--- Work instructions ---
Copy each line in the data that includes the word "from".

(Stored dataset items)
_ _ _
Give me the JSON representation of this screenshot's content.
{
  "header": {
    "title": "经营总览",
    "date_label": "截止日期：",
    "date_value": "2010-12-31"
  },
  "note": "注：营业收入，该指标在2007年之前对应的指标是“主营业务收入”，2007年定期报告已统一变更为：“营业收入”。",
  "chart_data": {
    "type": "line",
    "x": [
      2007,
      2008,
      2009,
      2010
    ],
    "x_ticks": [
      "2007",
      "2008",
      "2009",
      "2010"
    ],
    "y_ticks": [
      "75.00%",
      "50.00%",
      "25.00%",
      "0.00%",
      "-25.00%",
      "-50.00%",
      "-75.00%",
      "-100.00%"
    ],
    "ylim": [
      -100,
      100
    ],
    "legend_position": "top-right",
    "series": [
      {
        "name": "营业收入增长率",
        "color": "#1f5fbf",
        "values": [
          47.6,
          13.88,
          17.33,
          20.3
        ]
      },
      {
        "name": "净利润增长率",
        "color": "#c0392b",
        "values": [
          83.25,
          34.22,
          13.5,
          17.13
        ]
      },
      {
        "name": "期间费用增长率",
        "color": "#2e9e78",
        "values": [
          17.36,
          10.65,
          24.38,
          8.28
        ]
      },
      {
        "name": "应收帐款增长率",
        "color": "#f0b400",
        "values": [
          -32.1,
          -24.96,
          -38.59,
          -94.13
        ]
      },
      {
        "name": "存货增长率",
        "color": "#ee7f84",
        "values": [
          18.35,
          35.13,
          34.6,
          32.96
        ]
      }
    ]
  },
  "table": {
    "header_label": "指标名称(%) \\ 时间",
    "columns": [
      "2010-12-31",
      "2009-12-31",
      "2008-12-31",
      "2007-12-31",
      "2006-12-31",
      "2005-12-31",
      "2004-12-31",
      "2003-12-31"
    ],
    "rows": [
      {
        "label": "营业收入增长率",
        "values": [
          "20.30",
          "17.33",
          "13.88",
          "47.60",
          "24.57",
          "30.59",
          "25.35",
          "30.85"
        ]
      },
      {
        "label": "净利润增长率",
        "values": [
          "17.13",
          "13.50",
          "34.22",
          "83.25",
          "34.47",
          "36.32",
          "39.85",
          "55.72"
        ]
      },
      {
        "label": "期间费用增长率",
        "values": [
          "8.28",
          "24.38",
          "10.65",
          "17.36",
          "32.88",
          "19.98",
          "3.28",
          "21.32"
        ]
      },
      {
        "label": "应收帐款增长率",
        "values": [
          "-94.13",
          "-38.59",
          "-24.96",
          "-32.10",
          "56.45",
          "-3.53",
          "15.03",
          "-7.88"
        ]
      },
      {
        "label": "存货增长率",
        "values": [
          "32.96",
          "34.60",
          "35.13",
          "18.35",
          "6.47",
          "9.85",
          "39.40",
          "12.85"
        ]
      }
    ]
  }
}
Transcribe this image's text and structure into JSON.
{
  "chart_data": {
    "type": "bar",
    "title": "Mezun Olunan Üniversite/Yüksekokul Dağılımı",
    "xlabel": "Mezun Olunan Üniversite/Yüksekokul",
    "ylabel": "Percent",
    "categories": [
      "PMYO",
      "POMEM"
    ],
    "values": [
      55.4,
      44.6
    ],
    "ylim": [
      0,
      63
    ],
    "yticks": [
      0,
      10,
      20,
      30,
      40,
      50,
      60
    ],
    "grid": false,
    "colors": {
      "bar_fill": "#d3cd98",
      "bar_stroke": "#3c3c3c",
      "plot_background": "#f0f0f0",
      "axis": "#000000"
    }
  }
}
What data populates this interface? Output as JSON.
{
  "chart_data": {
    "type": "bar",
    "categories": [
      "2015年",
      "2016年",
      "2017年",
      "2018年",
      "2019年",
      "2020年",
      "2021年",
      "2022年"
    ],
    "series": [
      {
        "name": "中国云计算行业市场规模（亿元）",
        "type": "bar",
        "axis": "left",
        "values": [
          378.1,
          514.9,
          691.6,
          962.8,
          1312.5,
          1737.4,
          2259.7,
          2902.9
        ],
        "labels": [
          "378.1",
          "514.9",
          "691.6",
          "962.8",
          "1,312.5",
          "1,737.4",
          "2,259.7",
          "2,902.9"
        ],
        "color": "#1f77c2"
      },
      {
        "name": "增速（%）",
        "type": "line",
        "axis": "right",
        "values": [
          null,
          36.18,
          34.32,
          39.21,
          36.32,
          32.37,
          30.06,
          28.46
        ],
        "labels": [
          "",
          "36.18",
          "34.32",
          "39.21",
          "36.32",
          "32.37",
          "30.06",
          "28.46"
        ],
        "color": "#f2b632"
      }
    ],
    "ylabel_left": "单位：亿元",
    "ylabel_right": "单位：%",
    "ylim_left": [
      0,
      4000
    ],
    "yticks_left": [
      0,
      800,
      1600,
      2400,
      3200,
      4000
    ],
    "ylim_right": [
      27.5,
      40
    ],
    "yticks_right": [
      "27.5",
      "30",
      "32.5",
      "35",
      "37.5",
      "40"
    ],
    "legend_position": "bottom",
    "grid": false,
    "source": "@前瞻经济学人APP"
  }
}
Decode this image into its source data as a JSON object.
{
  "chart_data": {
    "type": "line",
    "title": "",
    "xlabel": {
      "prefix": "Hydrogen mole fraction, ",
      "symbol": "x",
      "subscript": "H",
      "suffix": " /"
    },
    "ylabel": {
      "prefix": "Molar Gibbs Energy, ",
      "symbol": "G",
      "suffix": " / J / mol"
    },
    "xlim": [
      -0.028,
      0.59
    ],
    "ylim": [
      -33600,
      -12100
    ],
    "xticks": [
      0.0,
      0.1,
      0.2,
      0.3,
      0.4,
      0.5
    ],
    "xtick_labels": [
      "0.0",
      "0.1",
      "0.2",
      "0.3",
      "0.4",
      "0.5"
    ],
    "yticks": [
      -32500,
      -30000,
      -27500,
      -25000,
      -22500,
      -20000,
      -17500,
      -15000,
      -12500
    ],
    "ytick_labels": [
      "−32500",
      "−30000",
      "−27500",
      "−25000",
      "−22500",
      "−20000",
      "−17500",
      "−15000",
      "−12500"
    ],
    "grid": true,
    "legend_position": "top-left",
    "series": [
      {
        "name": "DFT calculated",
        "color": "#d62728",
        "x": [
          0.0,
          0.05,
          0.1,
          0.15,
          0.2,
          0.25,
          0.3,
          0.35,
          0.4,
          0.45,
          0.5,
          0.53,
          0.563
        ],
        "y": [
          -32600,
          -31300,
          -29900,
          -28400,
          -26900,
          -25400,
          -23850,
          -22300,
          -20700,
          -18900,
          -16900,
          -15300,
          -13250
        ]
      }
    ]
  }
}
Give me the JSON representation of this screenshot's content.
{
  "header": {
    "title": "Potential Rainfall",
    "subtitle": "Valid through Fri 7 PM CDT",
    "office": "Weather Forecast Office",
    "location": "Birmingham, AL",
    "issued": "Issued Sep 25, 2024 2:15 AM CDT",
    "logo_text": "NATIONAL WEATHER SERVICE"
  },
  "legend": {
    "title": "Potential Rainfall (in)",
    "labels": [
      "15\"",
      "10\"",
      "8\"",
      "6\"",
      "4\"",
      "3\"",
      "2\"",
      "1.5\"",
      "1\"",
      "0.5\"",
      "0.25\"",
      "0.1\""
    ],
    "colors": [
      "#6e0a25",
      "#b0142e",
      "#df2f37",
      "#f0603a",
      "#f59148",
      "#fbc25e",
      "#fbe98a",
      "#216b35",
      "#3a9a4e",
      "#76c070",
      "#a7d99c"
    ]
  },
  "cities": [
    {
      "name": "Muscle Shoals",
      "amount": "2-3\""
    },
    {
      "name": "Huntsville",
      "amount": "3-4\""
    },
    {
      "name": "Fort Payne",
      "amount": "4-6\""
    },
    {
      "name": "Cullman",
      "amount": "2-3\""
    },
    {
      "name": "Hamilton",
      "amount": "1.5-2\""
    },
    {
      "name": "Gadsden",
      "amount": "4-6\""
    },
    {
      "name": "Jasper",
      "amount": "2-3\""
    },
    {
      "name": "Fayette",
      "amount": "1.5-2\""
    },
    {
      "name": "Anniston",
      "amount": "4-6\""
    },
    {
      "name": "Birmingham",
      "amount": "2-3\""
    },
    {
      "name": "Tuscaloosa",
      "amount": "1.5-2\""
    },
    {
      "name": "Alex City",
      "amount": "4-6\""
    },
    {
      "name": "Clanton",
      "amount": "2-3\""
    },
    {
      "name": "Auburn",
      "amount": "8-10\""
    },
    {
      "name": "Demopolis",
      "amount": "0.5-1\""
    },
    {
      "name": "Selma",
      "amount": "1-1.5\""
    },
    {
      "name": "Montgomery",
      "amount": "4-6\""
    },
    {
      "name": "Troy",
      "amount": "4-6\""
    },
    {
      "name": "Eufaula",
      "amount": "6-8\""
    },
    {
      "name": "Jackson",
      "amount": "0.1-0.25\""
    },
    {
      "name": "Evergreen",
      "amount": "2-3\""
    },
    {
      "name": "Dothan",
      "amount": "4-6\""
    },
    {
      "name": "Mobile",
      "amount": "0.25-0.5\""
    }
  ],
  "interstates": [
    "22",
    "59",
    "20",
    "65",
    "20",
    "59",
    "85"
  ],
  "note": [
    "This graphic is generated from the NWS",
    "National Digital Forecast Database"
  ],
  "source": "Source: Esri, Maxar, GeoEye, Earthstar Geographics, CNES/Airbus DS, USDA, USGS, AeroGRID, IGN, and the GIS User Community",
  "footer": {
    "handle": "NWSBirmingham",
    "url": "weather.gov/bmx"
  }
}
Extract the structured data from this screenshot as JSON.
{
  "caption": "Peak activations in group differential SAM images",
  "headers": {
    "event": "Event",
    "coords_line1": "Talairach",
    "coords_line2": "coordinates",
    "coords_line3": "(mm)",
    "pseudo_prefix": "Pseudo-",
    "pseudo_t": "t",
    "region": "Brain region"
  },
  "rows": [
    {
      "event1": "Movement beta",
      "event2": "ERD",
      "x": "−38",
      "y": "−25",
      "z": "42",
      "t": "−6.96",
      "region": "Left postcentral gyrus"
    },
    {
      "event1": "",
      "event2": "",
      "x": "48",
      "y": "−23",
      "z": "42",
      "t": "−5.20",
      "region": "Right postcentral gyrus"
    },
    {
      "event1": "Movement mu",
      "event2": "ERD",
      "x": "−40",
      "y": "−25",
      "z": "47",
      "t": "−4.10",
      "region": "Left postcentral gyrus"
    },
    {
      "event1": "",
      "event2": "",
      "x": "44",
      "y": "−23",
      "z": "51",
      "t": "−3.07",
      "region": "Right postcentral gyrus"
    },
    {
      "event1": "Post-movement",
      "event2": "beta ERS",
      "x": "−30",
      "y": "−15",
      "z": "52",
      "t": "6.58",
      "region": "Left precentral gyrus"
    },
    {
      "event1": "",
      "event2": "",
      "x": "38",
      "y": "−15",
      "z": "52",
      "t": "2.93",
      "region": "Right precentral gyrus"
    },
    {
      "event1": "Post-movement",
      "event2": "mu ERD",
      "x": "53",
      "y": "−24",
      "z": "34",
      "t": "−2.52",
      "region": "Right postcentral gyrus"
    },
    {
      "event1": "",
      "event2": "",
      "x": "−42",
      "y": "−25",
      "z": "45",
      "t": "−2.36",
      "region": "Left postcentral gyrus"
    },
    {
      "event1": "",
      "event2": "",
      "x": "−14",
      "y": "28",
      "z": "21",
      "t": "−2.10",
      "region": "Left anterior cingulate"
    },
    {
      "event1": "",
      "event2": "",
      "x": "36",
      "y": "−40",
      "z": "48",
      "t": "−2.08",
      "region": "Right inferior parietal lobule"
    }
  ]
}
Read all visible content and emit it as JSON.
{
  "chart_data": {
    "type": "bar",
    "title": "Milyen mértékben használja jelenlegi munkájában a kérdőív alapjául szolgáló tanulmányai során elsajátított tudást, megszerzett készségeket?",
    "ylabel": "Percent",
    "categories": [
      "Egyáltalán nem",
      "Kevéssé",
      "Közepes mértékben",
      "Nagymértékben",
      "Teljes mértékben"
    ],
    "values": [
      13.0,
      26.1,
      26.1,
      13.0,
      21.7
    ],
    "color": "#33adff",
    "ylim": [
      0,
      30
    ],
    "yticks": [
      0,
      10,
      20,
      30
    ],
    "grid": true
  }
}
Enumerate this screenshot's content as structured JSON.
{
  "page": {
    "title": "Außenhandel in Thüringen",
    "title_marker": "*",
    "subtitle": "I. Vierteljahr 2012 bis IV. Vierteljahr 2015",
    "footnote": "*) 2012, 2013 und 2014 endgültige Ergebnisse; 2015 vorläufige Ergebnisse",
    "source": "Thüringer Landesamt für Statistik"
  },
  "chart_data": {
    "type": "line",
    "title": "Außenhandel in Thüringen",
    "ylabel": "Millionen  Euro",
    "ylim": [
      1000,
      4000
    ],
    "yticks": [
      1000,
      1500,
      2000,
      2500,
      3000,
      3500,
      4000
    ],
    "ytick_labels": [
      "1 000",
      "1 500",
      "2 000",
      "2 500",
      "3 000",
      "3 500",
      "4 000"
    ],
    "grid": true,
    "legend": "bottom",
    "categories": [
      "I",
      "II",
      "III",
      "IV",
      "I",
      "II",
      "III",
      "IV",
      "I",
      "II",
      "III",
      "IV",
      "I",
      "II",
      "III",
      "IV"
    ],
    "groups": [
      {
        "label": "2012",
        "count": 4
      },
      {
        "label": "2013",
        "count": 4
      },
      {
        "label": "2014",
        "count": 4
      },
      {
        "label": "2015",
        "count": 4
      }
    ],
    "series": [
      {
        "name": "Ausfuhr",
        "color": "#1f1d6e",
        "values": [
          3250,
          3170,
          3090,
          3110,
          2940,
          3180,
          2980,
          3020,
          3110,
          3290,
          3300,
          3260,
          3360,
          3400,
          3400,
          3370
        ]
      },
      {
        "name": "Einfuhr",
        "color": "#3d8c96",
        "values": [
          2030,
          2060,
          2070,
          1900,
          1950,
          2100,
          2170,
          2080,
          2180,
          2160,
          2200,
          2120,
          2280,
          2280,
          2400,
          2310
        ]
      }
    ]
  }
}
_ _ _
--- Reply to the exercise ---
    "This graphic is generated from the NWS",
Extract the structured data from this screenshot as JSON.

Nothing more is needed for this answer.